[Collection entries]
((

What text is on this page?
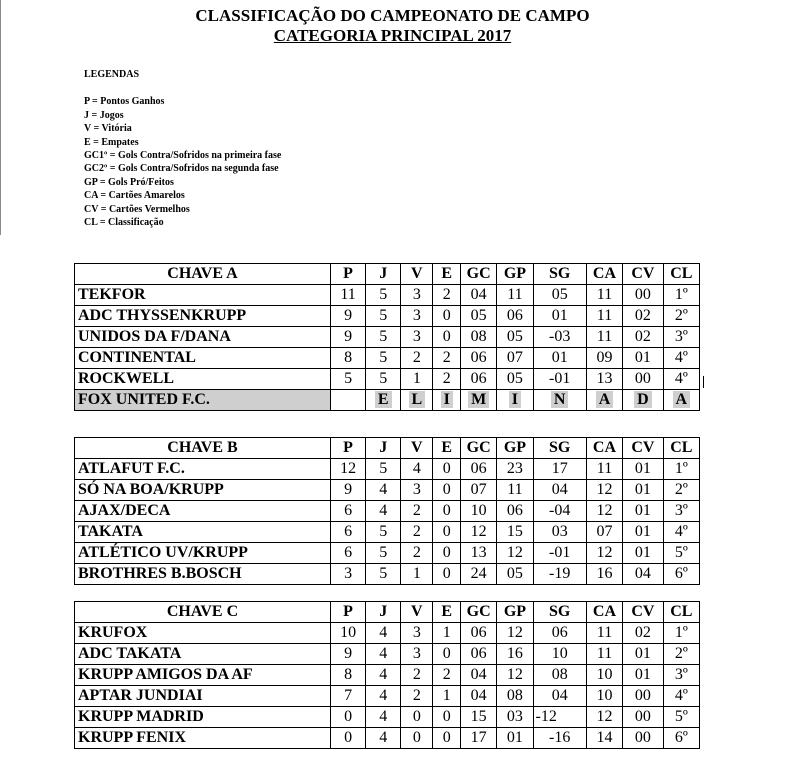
CLASSIFICAÇÃO DO CAMPEONATO DE CAMPO
CATEGORIA PRINCIPAL 2017
LEGENDAS
P = Pontos Ganhos
J = Jogos
V = Vitória
E = Empates
GC1º = Gols Contra/Sofridos na primeira fase
GC2º = Gols Contra/Sofridos na segunda fase
GP = Gols Pró/Feitos
CA = Cartões Amarelos
CV = Cartões Vermelhos
CL = Classificação
CHAVE A	P	J	V	E	GC	GP	SG	CA	CV	CL
TEKFOR	11	5	3	2	04	11	05	11	00	1º
ADC THYSSENKRUPP	9	5	3	0	05	06	01	11	02	2º
UNIDOS DA F/DANA	9	5	3	0	08	05	-03	11	02	3º
CONTINENTAL	8	5	2	2	06	07	01	09	01	4º
ROCKWELL	5	5	1	2	06	05	-01	13	00	4º
FOX UNITED F.C.		E	L	I	M	I	N	A	D	A
CHAVE B	P	J	V	E	GC	GP	SG	CA	CV	CL
ATLAFUT F.C.	12	5	4	0	06	23	17	11	01	1º
SÓ NA BOA/KRUPP	9	4	3	0	07	11	04	12	01	2º
AJAX/DECA	6	4	2	0	10	06	-04	12	01	3º
TAKATA	6	5	2	0	12	15	03	07	01	4º
ATLÉTICO UV/KRUPP	6	5	2	0	13	12	-01	12	01	5º
BROTHRES B.BOSCH	3	5	1	0	24	05	-19	16	04	6º
CHAVE C	P	J	V	E	GC	GP	SG	CA	CV	CL
KRUFOX	10	4	3	1	06	12	06	11	02	1º
ADC TAKATA	9	4	3	0	06	16	10	11	01	2º
KRUPP AMIGOS DA AF	8	4	2	2	04	12	08	10	01	3º
APTAR JUNDIAI	7	4	2	1	04	08	04	10	00	4º
KRUPP MADRID	0	4	0	0	15	03	-12	12	00	5º
KRUPP FENIX	0	4	0	0	17	01	-16	14	00	6º
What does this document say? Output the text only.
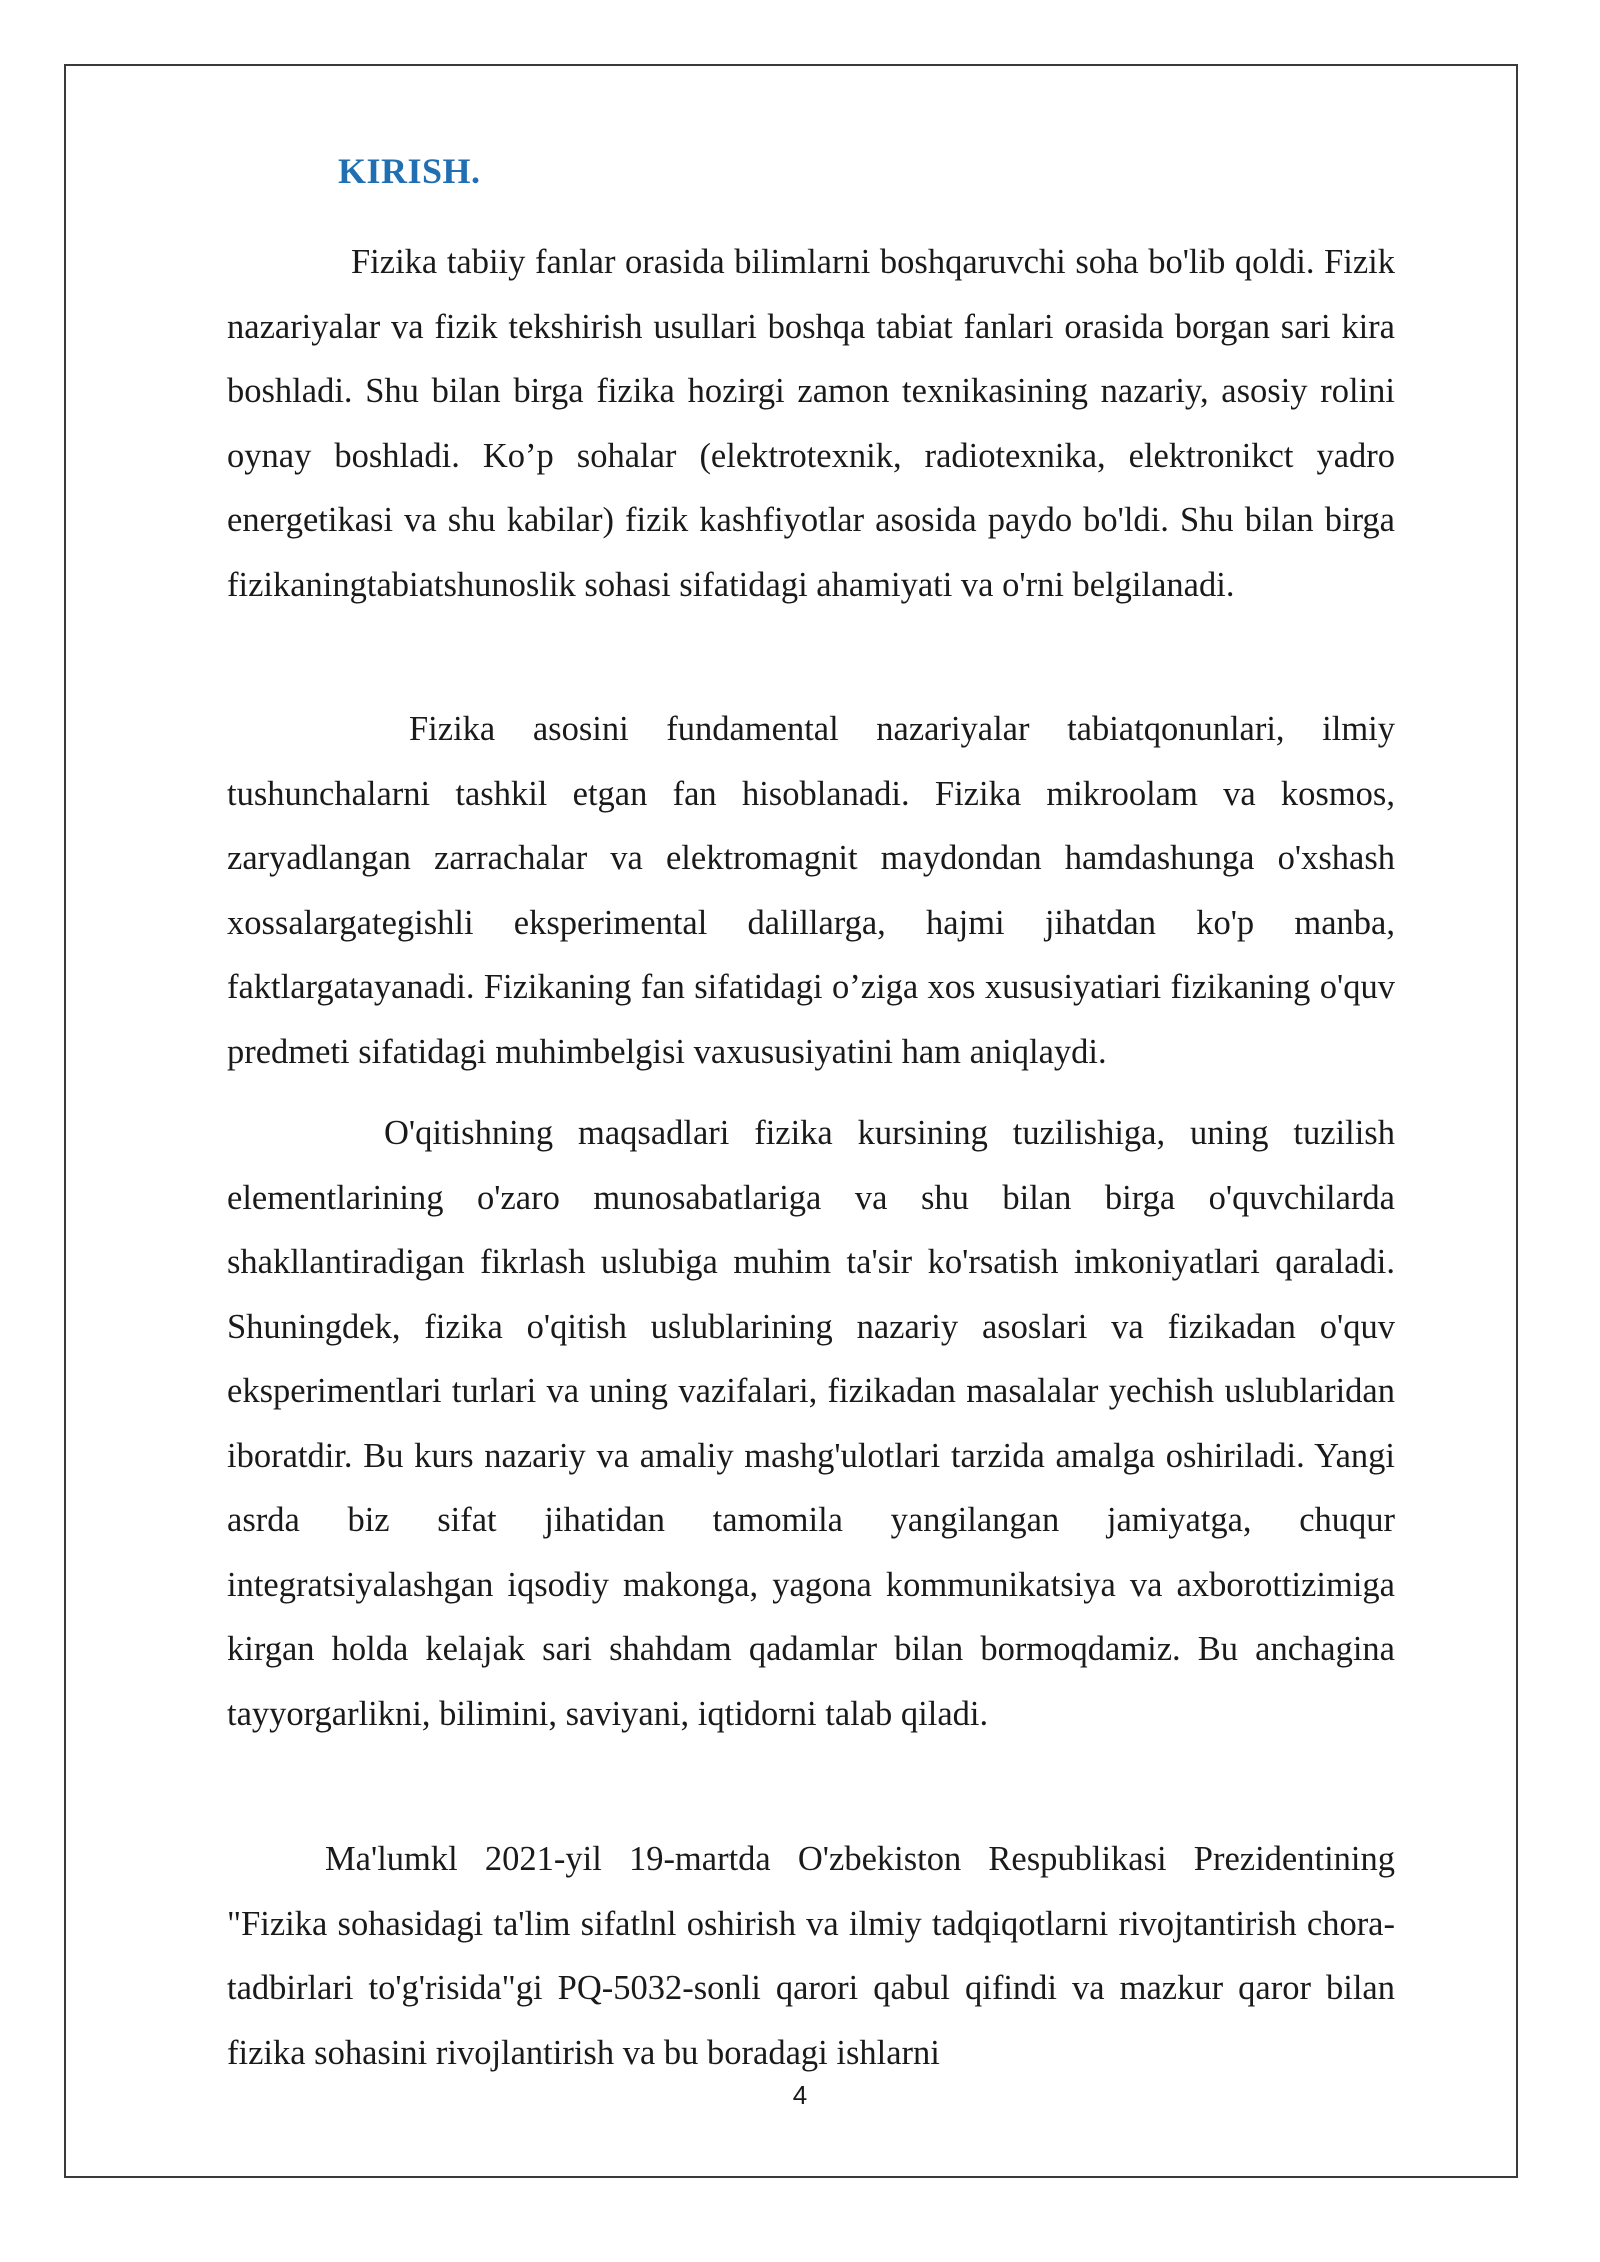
KIRISH.

Fizika tabiiy fanlar orasida bilimlarni boshqaruvchi soha bo'lib qoldi. Fizik nazariyalar va fizik tekshirish usullari boshqa tabiat fanlari orasida borgan sari kira boshladi. Shu bilan birga fizika hozirgi zamon texnikasining nazariy, asosiy rolini oynay boshladi. Ko’p sohalar (elektrotexnik, radiotexnika, elektronikct yadro energetikasi va shu kabilar) fizik kashfiyotlar asosida paydo bo'ldi. Shu bilan birga fizikaningtabiatshunoslik sohasi sifatidagi ahamiyati va o'rni belgilanadi.

Fizika asosini fundamental nazariyalar tabiatqonunlari, ilmiy tushunchalarni tashkil etgan fan hisoblanadi. Fizika mikroolam va kosmos, zaryadlangan zarrachalar va elektromagnit maydondan hamdashunga o'xshash xossalargategishli eksperimental dalillarga, hajmi jihatdan ko'p manba, faktlargatayanadi. Fizikaning fan sifatidagi o’ziga xos xususiyatiari fizikaning o'quv predmeti sifatidagi muhimbelgisi vaxususiyatini ham aniqlaydi.

O'qitishning maqsadlari fizika kursining tuzilishiga, uning tuzilish elementlarining o'zaro munosabatlariga va shu bilan birga o'quvchilarda shakllantiradigan fikrlash uslubiga muhim ta'sir ko'rsatish imkoniyatlari qaraladi. Shuningdek, fizika o'qitish uslublarining nazariy asoslari va fizikadan o'quv eksperimentlari turlari va uning vazifalari, fizikadan masalalar yechish uslublaridan iboratdir. Bu kurs nazariy va amaliy mashg'ulotlari tarzida amalga oshiriladi. Yangi asrda biz sifat jihatidan tamomila yangilangan jamiyatga, chuqur integratsiyalashgan iqsodiy makonga, yagona kommunikatsiya va axborottizimiga kirgan holda kelajak sari shahdam qadamlar bilan bormoqdamiz. Bu anchagina tayyorgarlikni, bilimini, saviyani, iqtidorni talab qiladi.

Ma'lumkl 2021-yil 19-martda O'zbekiston Respublikasi Prezidentining "Fizika sohasidagi ta'lim sifatlnl oshirish va ilmiy tadqiqotlarni rivojtantirish chora- tadbirlari to'g'risida"gi PQ-5032-sonli qarori qabul qifindi va mazkur qaror bilan fizika sohasini rivojlantirish va bu boradagi ishlarni

4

))

● Instructions for the task
From the data above, copy each line that has the string "What".

● The output
What text is on this page?
What does this document say? Output the text only.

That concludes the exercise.